Input material =>

* * *

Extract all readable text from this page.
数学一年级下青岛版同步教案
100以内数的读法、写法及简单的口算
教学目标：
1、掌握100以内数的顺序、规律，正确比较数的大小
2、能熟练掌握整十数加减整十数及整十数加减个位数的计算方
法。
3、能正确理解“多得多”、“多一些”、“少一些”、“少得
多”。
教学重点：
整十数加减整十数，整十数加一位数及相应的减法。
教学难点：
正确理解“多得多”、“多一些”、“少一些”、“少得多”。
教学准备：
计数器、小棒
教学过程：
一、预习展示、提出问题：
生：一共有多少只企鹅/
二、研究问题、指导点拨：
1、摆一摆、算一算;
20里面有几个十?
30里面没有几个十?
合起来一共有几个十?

* * *

Directive => Repeat every record, exactly as written.

Reply to the exercise =>
Extract all readable text from this page.
数学一年级下青岛版同步教案
100以内数的读法、写法及简单的口算
教学目标：
1、掌握100以内数的顺序、规律，正确比较数的大小
2、能熟练掌握整十数加减整十数及整十数加减个位数的计算方
法。
3、能正确理解“多得多”、“多一些”、“少一些”、“少得
多”。
教学重点：
整十数加减整十数，整十数加一位数及相应的减法。
教学难点：
正确理解“多得多”、“多一些”、“少一些”、“少得多”。
教学准备：
计数器、小棒
教学过程：
一、预习展示、提出问题：
生：一共有多少只企鹅/
二、研究问题、指导点拨：
1、摆一摆、算一算;
20里面有几个十?
30里面没有几个十?
合起来一共有几个十?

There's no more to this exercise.